- _Instruction_
Write out all of the entries exactly, please.

• • • • • • •

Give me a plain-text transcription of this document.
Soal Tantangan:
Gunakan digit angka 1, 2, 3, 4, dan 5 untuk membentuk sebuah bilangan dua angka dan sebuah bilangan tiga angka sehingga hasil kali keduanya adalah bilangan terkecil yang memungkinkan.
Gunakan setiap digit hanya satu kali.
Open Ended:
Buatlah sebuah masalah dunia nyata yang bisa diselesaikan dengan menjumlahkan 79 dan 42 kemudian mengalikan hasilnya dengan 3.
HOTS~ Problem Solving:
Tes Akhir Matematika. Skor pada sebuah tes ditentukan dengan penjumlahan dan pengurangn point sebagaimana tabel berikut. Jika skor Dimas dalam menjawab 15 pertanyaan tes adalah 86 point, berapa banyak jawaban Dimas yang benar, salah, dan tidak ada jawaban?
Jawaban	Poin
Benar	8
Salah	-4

• • • • • • •

- _Result of the exercise_
Give me a plain-text transcription of this document.
Soal Tantangan:
Gunakan digit angka 1, 2, 3, 4, dan 5 untuk membentuk sebuah bilangan dua angka dan sebuah bilangan tiga angka sehingga hasil kali keduanya adalah bilangan terkecil yang memungkinkan.
Gunakan setiap digit hanya satu kali.
Open Ended:
Buatlah sebuah masalah dunia nyata yang bisa diselesaikan dengan menjumlahkan 79 dan 42 kemudian mengalikan hasilnya dengan 3.
HOTS~ Problem Solving:
Tes Akhir Matematika. Skor pada sebuah tes ditentukan dengan penjumlahan dan pengurangn point sebagaimana tabel berikut. Jika skor Dimas dalam menjawab 15 pertanyaan tes adalah 86 point, berapa banyak jawaban Dimas yang benar, salah, dan tidak ada jawaban?
Jawaban	Poin
Benar	8
Salah	-4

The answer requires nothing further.